_What you will do_
Write out the data again in full, exactly as it reads.

_Records from a collection of figures_
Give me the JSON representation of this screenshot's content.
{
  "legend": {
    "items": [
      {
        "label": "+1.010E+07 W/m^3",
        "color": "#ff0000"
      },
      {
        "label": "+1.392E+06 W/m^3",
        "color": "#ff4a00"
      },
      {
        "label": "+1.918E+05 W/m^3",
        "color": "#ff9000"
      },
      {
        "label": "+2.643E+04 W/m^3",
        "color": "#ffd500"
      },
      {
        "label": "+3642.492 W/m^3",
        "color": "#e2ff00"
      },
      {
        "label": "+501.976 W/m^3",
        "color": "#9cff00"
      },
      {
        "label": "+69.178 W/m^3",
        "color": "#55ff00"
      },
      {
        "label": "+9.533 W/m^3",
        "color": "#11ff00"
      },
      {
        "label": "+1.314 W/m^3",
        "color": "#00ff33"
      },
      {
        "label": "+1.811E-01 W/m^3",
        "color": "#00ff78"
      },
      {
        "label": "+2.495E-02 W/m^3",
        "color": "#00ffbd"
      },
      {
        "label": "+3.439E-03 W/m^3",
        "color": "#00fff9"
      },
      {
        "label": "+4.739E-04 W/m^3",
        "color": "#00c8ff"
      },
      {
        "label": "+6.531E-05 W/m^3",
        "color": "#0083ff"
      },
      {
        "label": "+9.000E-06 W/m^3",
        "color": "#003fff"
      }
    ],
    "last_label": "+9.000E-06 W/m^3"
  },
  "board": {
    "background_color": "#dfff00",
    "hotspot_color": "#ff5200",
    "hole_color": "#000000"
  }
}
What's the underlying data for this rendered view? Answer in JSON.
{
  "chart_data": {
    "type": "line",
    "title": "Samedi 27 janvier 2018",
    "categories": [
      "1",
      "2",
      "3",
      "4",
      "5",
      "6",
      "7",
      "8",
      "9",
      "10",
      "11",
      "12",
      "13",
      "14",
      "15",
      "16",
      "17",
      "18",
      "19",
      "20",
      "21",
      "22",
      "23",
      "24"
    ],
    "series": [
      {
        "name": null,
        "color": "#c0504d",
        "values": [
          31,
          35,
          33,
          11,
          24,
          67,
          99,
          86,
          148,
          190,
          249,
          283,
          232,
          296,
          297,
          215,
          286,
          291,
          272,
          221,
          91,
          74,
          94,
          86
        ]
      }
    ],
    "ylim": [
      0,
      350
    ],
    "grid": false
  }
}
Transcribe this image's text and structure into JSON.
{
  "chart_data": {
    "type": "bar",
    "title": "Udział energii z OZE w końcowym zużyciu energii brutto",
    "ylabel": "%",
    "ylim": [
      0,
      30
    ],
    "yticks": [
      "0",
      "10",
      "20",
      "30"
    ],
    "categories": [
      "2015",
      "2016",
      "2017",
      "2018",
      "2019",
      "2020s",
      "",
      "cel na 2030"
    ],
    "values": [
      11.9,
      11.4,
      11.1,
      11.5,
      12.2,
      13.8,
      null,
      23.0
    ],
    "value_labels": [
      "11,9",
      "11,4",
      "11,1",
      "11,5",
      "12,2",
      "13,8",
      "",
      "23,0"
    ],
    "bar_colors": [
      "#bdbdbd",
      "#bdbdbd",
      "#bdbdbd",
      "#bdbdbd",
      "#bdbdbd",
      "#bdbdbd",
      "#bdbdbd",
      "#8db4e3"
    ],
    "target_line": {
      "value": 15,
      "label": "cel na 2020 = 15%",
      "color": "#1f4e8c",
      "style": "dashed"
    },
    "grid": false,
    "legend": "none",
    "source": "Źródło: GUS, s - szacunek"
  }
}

_Full solution_
Give me the JSON representation of this screenshot's content.
{
  "legend": {
    "items": [
      {
        "label": "+1.010E+07 W/m^3",
        "color": "#ff0000"
      },
      {
        "label": "+1.392E+06 W/m^3",
        "color": "#ff4a00"
      },
      {
        "label": "+1.918E+05 W/m^3",
        "color": "#ff9000"
      },
      {
        "label": "+2.643E+04 W/m^3",
        "color": "#ffd500"
      },
      {
        "label": "+3642.492 W/m^3",
        "color": "#e2ff00"
      },
      {
        "label": "+501.976 W/m^3",
        "color": "#9cff00"
      },
      {
        "label": "+69.178 W/m^3",
        "color": "#55ff00"
      },
      {
        "label": "+9.533 W/m^3",
        "color": "#11ff00"
      },
      {
        "label": "+1.314 W/m^3",
        "color": "#00ff33"
      },
      {
        "label": "+1.811E-01 W/m^3",
        "color": "#00ff78"
      },
      {
        "label": "+2.495E-02 W/m^3",
        "color": "#00ffbd"
      },
      {
        "label": "+3.439E-03 W/m^3",
        "color": "#00fff9"
      },
      {
        "label": "+4.739E-04 W/m^3",
        "color": "#00c8ff"
      },
      {
        "label": "+6.531E-05 W/m^3",
        "color": "#0083ff"
      },
      {
        "label": "+9.000E-06 W/m^3",
        "color": "#003fff"
      }
    ],
    "last_label": "+9.000E-06 W/m^3"
  },
  "board": {
    "background_color": "#dfff00",
    "hotspot_color": "#ff5200",
    "hole_color": "#000000"
  }
}
What's the underlying data for this rendered view? Answer in JSON.
{
  "chart_data": {
    "type": "line",
    "title": "Samedi 27 janvier 2018",
    "categories": [
      "1",
      "2",
      "3",
      "4",
      "5",
      "6",
      "7",
      "8",
      "9",
      "10",
      "11",
      "12",
      "13",
      "14",
      "15",
      "16",
      "17",
      "18",
      "19",
      "20",
      "21",
      "22",
      "23",
      "24"
    ],
    "series": [
      {
        "name": null,
        "color": "#c0504d",
        "values": [
          31,
          35,
          33,
          11,
          24,
          67,
          99,
          86,
          148,
          190,
          249,
          283,
          232,
          296,
          297,
          215,
          286,
          291,
          272,
          221,
          91,
          74,
          94,
          86
        ]
      }
    ],
    "ylim": [
      0,
      350
    ],
    "grid": false
  }
}
Transcribe this image's text and structure into JSON.
{
  "chart_data": {
    "type": "bar",
    "title": "Udział energii z OZE w końcowym zużyciu energii brutto",
    "ylabel": "%",
    "ylim": [
      0,
      30
    ],
    "yticks": [
      "0",
      "10",
      "20",
      "30"
    ],
    "categories": [
      "2015",
      "2016",
      "2017",
      "2018",
      "2019",
      "2020s",
      "",
      "cel na 2030"
    ],
    "values": [
      11.9,
      11.4,
      11.1,
      11.5,
      12.2,
      13.8,
      null,
      23.0
    ],
    "value_labels": [
      "11,9",
      "11,4",
      "11,1",
      "11,5",
      "12,2",
      "13,8",
      "",
      "23,0"
    ],
    "bar_colors": [
      "#bdbdbd",
      "#bdbdbd",
      "#bdbdbd",
      "#bdbdbd",
      "#bdbdbd",
      "#bdbdbd",
      "#bdbdbd",
      "#8db4e3"
    ],
    "target_line": {
      "value": 15,
      "label": "cel na 2020 = 15%",
      "color": "#1f4e8c",
      "style": "dashed"
    },
    "grid": false,
    "legend": "none",
    "source": "Źródło: GUS, s - szacunek"
  }
}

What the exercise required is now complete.